▶ The task
Find the string "more" in the entries and copy each line that has it.
----------
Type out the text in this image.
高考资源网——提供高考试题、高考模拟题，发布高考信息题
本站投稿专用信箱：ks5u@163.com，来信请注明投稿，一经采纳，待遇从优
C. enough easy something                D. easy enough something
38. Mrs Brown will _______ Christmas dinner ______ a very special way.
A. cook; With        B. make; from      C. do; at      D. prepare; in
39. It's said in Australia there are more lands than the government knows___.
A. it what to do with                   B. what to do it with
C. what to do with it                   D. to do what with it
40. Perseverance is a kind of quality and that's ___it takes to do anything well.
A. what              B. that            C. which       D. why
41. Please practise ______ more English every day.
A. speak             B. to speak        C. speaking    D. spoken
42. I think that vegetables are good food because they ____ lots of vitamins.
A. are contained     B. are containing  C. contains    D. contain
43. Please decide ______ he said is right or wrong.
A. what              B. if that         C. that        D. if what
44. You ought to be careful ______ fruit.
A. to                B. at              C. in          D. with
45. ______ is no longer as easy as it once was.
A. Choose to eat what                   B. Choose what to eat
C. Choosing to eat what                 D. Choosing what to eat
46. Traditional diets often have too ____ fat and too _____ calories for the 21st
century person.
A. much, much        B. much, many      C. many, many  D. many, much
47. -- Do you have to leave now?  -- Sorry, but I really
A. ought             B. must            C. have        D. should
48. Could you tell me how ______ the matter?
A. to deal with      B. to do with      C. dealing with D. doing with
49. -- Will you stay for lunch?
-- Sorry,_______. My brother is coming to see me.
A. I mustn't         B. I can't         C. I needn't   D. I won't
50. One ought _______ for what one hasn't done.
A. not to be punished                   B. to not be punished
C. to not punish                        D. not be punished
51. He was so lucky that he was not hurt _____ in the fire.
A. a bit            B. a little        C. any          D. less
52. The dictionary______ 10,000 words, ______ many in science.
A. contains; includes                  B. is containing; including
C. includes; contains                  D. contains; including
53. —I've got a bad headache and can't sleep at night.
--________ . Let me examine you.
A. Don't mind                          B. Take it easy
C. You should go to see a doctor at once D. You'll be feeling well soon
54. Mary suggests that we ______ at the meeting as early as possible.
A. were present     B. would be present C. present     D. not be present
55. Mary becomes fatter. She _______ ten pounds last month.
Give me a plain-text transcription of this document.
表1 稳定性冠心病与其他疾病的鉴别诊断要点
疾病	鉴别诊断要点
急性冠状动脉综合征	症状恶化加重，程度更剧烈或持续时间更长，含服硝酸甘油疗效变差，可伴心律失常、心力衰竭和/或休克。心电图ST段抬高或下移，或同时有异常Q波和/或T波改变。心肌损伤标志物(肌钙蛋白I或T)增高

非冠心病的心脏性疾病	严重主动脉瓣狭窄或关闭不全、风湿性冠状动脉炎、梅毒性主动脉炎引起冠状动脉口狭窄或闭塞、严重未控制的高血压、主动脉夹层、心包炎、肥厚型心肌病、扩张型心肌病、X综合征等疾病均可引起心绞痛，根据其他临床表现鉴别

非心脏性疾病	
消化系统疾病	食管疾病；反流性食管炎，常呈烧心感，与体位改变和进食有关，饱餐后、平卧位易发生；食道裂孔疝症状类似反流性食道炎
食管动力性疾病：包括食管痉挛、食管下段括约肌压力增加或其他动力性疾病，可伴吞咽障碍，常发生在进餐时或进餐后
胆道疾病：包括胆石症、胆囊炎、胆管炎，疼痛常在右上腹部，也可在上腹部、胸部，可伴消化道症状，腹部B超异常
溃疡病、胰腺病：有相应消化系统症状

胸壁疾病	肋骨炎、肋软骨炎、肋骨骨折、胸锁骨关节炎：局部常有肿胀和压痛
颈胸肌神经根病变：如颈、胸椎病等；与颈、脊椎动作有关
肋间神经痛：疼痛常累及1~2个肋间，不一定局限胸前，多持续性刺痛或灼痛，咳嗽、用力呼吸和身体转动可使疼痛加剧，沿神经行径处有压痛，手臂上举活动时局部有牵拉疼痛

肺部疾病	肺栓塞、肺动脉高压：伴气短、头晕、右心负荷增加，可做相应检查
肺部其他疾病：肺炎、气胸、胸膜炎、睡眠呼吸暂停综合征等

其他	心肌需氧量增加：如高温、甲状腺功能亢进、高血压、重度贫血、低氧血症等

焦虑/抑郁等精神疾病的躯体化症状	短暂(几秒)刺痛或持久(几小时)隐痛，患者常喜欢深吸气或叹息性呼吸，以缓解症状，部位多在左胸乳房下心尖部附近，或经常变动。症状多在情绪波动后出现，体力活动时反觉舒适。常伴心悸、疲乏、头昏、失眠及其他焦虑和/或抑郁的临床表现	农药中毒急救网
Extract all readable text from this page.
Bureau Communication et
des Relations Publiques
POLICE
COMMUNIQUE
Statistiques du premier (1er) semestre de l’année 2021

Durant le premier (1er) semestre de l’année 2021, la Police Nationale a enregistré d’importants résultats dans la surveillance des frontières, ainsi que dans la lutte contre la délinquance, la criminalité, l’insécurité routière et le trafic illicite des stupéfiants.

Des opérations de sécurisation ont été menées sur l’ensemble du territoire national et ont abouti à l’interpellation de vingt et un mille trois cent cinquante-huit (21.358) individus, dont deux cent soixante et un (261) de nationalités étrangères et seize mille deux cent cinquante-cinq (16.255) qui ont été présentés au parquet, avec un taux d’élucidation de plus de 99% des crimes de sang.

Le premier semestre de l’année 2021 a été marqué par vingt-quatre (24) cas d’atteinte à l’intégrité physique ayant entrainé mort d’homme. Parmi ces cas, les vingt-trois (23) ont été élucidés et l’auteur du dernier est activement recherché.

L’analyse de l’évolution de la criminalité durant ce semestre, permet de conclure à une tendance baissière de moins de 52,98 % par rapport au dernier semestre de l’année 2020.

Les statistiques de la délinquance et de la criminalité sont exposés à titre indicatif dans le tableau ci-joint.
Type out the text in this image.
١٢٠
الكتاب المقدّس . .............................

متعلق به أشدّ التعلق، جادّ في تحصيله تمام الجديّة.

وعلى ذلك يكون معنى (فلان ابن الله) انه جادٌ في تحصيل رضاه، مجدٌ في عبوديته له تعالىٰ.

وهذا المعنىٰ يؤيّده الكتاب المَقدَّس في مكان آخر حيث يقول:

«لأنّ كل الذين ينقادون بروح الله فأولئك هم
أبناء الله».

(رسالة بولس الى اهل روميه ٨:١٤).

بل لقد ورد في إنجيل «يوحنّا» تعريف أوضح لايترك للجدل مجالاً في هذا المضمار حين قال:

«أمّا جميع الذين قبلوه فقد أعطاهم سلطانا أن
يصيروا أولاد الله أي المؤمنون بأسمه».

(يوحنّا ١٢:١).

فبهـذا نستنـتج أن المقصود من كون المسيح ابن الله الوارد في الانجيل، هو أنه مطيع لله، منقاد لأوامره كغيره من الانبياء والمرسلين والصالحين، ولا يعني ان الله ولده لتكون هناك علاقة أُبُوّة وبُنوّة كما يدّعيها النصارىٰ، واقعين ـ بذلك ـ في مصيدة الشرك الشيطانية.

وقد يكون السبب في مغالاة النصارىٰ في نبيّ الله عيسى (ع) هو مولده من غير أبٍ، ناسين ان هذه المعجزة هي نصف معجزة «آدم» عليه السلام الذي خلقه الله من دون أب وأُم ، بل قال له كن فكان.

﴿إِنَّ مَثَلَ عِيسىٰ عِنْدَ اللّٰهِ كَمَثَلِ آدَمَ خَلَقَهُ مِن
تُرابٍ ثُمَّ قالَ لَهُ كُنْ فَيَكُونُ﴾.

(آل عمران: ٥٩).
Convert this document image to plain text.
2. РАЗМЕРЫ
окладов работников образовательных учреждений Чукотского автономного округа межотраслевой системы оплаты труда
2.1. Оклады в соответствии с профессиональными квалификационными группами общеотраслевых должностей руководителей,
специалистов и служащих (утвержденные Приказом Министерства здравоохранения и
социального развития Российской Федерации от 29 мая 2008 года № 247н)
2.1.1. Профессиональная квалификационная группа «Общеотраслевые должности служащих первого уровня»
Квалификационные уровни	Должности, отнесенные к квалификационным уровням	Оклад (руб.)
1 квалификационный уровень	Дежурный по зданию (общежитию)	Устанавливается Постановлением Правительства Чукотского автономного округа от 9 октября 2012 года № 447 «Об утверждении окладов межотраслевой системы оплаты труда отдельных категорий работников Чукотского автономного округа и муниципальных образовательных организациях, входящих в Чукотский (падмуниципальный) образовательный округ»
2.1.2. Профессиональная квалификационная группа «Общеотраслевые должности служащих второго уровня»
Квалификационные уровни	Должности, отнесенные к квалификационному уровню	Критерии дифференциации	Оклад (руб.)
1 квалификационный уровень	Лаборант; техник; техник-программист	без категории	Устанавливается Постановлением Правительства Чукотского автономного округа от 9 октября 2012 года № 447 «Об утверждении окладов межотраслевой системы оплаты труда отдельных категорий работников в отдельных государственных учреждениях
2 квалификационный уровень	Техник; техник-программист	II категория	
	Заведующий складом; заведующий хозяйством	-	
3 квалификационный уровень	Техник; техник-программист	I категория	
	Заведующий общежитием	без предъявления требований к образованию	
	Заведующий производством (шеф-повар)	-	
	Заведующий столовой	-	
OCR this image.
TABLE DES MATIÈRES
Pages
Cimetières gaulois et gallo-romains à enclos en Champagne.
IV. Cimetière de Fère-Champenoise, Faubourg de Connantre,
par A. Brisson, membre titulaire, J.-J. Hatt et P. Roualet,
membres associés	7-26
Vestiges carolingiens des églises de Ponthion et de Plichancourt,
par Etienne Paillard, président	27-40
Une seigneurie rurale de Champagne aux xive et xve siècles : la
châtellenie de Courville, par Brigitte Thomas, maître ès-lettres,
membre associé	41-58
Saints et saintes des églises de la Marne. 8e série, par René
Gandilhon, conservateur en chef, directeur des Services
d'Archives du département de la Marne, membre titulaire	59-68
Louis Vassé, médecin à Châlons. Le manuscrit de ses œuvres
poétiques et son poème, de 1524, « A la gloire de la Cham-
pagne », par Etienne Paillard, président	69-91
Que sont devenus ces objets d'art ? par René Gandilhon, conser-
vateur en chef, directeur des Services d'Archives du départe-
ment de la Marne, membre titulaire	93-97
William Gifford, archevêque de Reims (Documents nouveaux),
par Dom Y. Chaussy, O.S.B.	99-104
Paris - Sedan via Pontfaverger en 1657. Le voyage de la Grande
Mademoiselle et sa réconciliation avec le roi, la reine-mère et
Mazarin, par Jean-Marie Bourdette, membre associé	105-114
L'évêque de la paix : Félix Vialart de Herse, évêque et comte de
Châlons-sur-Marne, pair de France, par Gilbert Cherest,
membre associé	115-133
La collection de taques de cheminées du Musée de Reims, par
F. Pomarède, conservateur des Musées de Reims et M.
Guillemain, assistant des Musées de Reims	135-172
----------
▶ Answer to the problem
39. It's said in Australia there are more lands than the government knows___.
41. Please practise ______ more English every day.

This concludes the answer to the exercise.